> **TASK PROMPT**: All of the records listed below should be retyped exactly.

> **PROVIDED RECORDS**:
— BEGIN —

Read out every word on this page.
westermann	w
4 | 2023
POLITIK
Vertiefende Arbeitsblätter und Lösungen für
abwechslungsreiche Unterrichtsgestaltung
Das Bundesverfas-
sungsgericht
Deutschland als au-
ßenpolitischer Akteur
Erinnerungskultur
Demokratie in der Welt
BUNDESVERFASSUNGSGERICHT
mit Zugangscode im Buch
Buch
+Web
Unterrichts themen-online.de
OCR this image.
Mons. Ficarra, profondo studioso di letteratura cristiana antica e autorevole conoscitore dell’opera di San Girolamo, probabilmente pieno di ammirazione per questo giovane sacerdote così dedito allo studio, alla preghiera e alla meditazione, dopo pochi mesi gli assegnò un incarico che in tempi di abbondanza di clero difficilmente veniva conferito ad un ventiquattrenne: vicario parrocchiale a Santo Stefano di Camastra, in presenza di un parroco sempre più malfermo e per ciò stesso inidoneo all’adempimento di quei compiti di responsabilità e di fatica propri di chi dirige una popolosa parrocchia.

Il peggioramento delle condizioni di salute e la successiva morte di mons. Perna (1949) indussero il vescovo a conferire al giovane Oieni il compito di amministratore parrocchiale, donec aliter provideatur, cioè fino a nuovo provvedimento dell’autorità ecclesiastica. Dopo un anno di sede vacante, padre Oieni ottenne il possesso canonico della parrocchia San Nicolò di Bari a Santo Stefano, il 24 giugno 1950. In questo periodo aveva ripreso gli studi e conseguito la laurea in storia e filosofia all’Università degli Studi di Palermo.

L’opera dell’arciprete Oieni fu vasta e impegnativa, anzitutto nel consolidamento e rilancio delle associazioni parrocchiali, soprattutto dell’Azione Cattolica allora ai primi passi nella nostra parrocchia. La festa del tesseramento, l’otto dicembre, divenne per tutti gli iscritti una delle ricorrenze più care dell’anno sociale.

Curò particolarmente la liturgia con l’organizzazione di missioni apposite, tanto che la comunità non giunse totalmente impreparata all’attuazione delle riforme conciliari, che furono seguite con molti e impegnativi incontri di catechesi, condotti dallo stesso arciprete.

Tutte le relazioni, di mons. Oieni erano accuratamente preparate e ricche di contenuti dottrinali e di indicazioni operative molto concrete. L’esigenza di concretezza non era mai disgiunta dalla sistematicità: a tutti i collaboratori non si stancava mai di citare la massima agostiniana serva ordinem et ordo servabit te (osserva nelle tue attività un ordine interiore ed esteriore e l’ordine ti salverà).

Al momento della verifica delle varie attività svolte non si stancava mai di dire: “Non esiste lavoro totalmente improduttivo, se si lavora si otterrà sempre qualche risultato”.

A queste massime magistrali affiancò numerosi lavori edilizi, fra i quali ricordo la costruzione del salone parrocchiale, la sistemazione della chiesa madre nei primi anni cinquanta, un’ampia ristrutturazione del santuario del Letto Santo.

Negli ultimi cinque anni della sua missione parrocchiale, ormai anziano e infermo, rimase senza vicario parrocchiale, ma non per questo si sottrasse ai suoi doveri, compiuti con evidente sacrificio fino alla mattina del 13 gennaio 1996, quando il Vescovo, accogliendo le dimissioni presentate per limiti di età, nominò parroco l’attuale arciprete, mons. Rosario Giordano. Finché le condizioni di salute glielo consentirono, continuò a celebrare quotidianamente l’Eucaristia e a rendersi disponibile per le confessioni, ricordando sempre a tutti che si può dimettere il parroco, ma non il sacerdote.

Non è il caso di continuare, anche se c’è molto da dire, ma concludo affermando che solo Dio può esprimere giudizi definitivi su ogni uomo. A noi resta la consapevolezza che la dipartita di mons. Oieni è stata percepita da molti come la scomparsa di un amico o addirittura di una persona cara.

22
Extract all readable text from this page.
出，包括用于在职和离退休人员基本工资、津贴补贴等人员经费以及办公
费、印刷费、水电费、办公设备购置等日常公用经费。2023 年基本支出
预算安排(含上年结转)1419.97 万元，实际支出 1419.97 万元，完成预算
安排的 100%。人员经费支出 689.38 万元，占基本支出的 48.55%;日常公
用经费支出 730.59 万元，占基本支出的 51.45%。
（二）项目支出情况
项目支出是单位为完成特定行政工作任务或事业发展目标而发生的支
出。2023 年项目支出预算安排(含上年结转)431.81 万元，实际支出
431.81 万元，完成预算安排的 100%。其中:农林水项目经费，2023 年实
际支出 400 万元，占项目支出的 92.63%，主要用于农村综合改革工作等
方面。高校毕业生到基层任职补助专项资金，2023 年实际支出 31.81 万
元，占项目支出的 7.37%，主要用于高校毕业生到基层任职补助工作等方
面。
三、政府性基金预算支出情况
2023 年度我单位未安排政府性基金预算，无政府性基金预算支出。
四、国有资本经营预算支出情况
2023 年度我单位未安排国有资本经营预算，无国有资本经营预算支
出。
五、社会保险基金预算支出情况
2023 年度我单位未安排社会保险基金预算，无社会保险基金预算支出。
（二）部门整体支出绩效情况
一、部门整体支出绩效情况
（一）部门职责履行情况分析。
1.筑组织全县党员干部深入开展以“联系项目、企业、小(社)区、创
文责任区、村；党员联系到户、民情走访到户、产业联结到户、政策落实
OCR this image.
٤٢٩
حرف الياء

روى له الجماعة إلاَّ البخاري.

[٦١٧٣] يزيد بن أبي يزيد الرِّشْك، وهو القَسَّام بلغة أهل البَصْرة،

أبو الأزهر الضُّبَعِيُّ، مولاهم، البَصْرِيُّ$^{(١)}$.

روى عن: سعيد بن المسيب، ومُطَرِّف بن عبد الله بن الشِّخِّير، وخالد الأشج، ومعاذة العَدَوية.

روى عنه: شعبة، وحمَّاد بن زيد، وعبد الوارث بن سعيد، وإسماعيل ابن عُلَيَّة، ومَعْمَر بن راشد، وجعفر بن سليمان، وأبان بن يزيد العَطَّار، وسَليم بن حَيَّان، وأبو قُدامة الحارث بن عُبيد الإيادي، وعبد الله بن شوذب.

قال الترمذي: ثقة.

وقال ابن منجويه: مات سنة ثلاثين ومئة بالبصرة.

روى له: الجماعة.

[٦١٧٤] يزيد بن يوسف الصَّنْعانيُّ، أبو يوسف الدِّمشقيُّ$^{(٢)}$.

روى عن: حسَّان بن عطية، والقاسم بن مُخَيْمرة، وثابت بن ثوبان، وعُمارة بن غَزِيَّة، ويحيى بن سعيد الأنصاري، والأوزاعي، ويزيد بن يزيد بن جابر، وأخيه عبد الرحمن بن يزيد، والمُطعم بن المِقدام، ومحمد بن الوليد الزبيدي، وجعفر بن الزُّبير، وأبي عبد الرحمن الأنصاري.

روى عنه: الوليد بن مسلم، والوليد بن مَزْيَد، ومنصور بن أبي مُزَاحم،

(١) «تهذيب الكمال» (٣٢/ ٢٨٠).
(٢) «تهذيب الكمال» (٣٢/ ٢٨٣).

— END —

> **WRITTEN SOLUTION**:
Read out every word on this page.
westermann	w
4 | 2023
POLITIK
Vertiefende Arbeitsblätter und Lösungen für
abwechslungsreiche Unterrichtsgestaltung
Das Bundesverfas-
sungsgericht
Deutschland als au-
ßenpolitischer Akteur
Erinnerungskultur
Demokratie in der Welt
BUNDESVERFASSUNGSGERICHT
mit Zugangscode im Buch
Buch
+Web
Unterrichts themen-online.de
OCR this image.
Mons. Ficarra, profondo studioso di letteratura cristiana antica e autorevole conoscitore dell’opera di San Girolamo, probabilmente pieno di ammirazione per questo giovane sacerdote così dedito allo studio, alla preghiera e alla meditazione, dopo pochi mesi gli assegnò un incarico che in tempi di abbondanza di clero difficilmente veniva conferito ad un ventiquattrenne: vicario parrocchiale a Santo Stefano di Camastra, in presenza di un parroco sempre più malfermo e per ciò stesso inidoneo all’adempimento di quei compiti di responsabilità e di fatica propri di chi dirige una popolosa parrocchia.

Il peggioramento delle condizioni di salute e la successiva morte di mons. Perna (1949) indussero il vescovo a conferire al giovane Oieni il compito di amministratore parrocchiale, donec aliter provideatur, cioè fino a nuovo provvedimento dell’autorità ecclesiastica. Dopo un anno di sede vacante, padre Oieni ottenne il possesso canonico della parrocchia San Nicolò di Bari a Santo Stefano, il 24 giugno 1950. In questo periodo aveva ripreso gli studi e conseguito la laurea in storia e filosofia all’Università degli Studi di Palermo.

L’opera dell’arciprete Oieni fu vasta e impegnativa, anzitutto nel consolidamento e rilancio delle associazioni parrocchiali, soprattutto dell’Azione Cattolica allora ai primi passi nella nostra parrocchia. La festa del tesseramento, l’otto dicembre, divenne per tutti gli iscritti una delle ricorrenze più care dell’anno sociale.

Curò particolarmente la liturgia con l’organizzazione di missioni apposite, tanto che la comunità non giunse totalmente impreparata all’attuazione delle riforme conciliari, che furono seguite con molti e impegnativi incontri di catechesi, condotti dallo stesso arciprete.

Tutte le relazioni, di mons. Oieni erano accuratamente preparate e ricche di contenuti dottrinali e di indicazioni operative molto concrete. L’esigenza di concretezza non era mai disgiunta dalla sistematicità: a tutti i collaboratori non si stancava mai di citare la massima agostiniana serva ordinem et ordo servabit te (osserva nelle tue attività un ordine interiore ed esteriore e l’ordine ti salverà).

Al momento della verifica delle varie attività svolte non si stancava mai di dire: “Non esiste lavoro totalmente improduttivo, se si lavora si otterrà sempre qualche risultato”.

A queste massime magistrali affiancò numerosi lavori edilizi, fra i quali ricordo la costruzione del salone parrocchiale, la sistemazione della chiesa madre nei primi anni cinquanta, un’ampia ristrutturazione del santuario del Letto Santo.

Negli ultimi cinque anni della sua missione parrocchiale, ormai anziano e infermo, rimase senza vicario parrocchiale, ma non per questo si sottrasse ai suoi doveri, compiuti con evidente sacrificio fino alla mattina del 13 gennaio 1996, quando il Vescovo, accogliendo le dimissioni presentate per limiti di età, nominò parroco l’attuale arciprete, mons. Rosario Giordano. Finché le condizioni di salute glielo consentirono, continuò a celebrare quotidianamente l’Eucaristia e a rendersi disponibile per le confessioni, ricordando sempre a tutti che si può dimettere il parroco, ma non il sacerdote.

Non è il caso di continuare, anche se c’è molto da dire, ma concludo affermando che solo Dio può esprimere giudizi definitivi su ogni uomo. A noi resta la consapevolezza che la dipartita di mons. Oieni è stata percepita da molti come la scomparsa di un amico o addirittura di una persona cara.

22
Extract all readable text from this page.
出，包括用于在职和离退休人员基本工资、津贴补贴等人员经费以及办公
费、印刷费、水电费、办公设备购置等日常公用经费。2023 年基本支出
预算安排(含上年结转)1419.97 万元，实际支出 1419.97 万元，完成预算
安排的 100%。人员经费支出 689.38 万元，占基本支出的 48.55%;日常公
用经费支出 730.59 万元，占基本支出的 51.45%。
（二）项目支出情况
项目支出是单位为完成特定行政工作任务或事业发展目标而发生的支
出。2023 年项目支出预算安排(含上年结转)431.81 万元，实际支出
431.81 万元，完成预算安排的 100%。其中:农林水项目经费，2023 年实
际支出 400 万元，占项目支出的 92.63%，主要用于农村综合改革工作等
方面。高校毕业生到基层任职补助专项资金，2023 年实际支出 31.81 万
元，占项目支出的 7.37%，主要用于高校毕业生到基层任职补助工作等方
面。
三、政府性基金预算支出情况
2023 年度我单位未安排政府性基金预算，无政府性基金预算支出。
四、国有资本经营预算支出情况
2023 年度我单位未安排国有资本经营预算，无国有资本经营预算支
出。
五、社会保险基金预算支出情况
2023 年度我单位未安排社会保险基金预算，无社会保险基金预算支出。
（二）部门整体支出绩效情况
一、部门整体支出绩效情况
（一）部门职责履行情况分析。
1.筑组织全县党员干部深入开展以“联系项目、企业、小(社)区、创
文责任区、村；党员联系到户、民情走访到户、产业联结到户、政策落实
OCR this image.
٤٢٩
حرف الياء

روى له الجماعة إلاَّ البخاري.

[٦١٧٣] يزيد بن أبي يزيد الرِّشْك، وهو القَسَّام بلغة أهل البَصْرة،

أبو الأزهر الضُّبَعِيُّ، مولاهم، البَصْرِيُّ$^{(١)}$.

روى عن: سعيد بن المسيب، ومُطَرِّف بن عبد الله بن الشِّخِّير، وخالد الأشج، ومعاذة العَدَوية.

روى عنه: شعبة، وحمَّاد بن زيد، وعبد الوارث بن سعيد، وإسماعيل ابن عُلَيَّة، ومَعْمَر بن راشد، وجعفر بن سليمان، وأبان بن يزيد العَطَّار، وسَليم بن حَيَّان، وأبو قُدامة الحارث بن عُبيد الإيادي، وعبد الله بن شوذب.

قال الترمذي: ثقة.

وقال ابن منجويه: مات سنة ثلاثين ومئة بالبصرة.

روى له: الجماعة.

[٦١٧٤] يزيد بن يوسف الصَّنْعانيُّ، أبو يوسف الدِّمشقيُّ$^{(٢)}$.

روى عن: حسَّان بن عطية، والقاسم بن مُخَيْمرة، وثابت بن ثوبان، وعُمارة بن غَزِيَّة، ويحيى بن سعيد الأنصاري، والأوزاعي، ويزيد بن يزيد بن جابر، وأخيه عبد الرحمن بن يزيد، والمُطعم بن المِقدام، ومحمد بن الوليد الزبيدي، وجعفر بن الزُّبير، وأبي عبد الرحمن الأنصاري.

روى عنه: الوليد بن مسلم، والوليد بن مَزْيَد، ومنصور بن أبي مُزَاحم،

(١) «تهذيب الكمال» (٣٢/ ٢٨٠).
(٢) «تهذيب الكمال» (٣٢/ ٢٨٣).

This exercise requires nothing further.